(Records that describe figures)
- - - - - - -

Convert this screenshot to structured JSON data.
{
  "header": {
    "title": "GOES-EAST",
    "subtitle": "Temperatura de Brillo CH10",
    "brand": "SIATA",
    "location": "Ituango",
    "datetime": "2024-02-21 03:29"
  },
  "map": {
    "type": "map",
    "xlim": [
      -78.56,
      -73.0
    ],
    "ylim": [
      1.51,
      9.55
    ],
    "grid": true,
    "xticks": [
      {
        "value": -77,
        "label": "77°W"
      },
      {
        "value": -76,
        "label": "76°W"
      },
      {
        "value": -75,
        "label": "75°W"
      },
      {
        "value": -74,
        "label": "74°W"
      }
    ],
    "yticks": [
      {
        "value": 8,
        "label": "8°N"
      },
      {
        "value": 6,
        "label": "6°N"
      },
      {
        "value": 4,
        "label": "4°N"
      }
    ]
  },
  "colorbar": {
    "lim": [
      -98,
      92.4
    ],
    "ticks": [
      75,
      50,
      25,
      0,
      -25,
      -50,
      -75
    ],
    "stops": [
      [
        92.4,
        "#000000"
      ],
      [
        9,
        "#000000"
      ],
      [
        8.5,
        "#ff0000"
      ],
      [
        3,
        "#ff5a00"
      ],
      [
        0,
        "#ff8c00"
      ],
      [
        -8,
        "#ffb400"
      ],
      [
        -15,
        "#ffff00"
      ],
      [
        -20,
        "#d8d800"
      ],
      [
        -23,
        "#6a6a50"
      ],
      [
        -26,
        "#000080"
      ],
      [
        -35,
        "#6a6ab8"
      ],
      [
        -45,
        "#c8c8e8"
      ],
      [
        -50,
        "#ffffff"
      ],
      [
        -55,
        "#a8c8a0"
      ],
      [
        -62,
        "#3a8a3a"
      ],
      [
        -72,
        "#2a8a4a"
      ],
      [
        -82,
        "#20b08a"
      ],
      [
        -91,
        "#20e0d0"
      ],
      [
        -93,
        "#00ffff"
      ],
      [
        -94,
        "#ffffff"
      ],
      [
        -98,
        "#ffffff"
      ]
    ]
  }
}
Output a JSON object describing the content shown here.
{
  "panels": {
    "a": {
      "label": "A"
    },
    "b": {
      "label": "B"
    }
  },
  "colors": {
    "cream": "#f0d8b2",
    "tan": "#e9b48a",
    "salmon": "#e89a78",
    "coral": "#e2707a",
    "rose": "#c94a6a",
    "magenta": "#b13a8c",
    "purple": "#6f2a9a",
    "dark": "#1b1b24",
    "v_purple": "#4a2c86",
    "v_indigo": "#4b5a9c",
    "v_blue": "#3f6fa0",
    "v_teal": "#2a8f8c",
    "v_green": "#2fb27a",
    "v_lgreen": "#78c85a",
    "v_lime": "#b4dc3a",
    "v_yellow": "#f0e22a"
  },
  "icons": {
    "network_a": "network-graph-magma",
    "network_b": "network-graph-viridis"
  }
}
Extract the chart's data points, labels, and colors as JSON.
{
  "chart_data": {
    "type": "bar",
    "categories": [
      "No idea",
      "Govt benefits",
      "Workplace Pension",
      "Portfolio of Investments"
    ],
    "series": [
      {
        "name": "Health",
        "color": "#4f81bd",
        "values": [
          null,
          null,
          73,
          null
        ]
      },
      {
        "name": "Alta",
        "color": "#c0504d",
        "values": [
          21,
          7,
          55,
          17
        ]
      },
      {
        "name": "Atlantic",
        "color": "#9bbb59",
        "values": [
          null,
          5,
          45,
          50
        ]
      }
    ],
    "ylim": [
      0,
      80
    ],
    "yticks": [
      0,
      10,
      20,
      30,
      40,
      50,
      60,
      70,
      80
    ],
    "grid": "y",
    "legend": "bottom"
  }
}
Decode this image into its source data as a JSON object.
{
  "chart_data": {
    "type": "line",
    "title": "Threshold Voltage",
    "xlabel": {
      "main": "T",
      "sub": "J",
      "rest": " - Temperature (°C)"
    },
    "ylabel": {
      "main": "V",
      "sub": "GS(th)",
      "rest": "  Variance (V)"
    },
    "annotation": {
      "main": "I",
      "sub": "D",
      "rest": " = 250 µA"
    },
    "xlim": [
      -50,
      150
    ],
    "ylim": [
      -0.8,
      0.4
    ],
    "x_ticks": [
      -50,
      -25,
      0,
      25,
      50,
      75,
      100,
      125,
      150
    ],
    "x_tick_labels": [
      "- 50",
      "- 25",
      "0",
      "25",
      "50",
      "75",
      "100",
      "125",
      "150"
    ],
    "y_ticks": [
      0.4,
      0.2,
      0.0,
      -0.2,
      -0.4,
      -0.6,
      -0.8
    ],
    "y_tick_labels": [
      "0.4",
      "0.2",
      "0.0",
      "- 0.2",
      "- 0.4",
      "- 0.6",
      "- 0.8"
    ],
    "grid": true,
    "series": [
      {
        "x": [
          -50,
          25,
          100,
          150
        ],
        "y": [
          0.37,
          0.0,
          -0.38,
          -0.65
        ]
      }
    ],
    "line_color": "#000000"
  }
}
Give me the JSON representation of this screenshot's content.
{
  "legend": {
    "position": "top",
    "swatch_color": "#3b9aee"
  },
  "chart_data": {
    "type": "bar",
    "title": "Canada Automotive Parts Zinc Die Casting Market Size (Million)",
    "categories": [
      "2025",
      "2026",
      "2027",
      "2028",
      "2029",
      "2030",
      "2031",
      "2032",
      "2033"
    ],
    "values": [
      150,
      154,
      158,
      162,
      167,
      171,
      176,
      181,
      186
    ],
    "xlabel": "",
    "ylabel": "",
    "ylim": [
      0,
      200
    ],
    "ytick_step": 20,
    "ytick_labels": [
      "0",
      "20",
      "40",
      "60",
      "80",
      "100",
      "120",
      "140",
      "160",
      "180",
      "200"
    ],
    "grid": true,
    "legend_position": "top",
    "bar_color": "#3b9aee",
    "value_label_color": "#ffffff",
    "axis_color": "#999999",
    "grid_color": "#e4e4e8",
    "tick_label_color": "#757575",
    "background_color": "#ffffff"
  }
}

- - - - - - -

> **WHAT TO DO**: Starting at the line that contains "Give me the", print every line through the end of the listing, word for word. Leave out all the rest.

> **CORRECT OUTPUT**:
Give me the JSON representation of this screenshot's content.
{
  "legend": {
    "position": "top",
    "swatch_color": "#3b9aee"
  },
  "chart_data": {
    "type": "bar",
    "title": "Canada Automotive Parts Zinc Die Casting Market Size (Million)",
    "categories": [
      "2025",
      "2026",
      "2027",
      "2028",
      "2029",
      "2030",
      "2031",
      "2032",
      "2033"
    ],
    "values": [
      150,
      154,
      158,
      162,
      167,
      171,
      176,
      181,
      186
    ],
    "xlabel": "",
    "ylabel": "",
    "ylim": [
      0,
      200
    ],
    "ytick_step": 20,
    "ytick_labels": [
      "0",
      "20",
      "40",
      "60",
      "80",
      "100",
      "120",
      "140",
      "160",
      "180",
      "200"
    ],
    "grid": true,
    "legend_position": "top",
    "bar_color": "#3b9aee",
    "value_label_color": "#ffffff",
    "axis_color": "#999999",
    "grid_color": "#e4e4e8",
    "tick_label_color": "#757575",
    "background_color": "#ffffff"
  }
}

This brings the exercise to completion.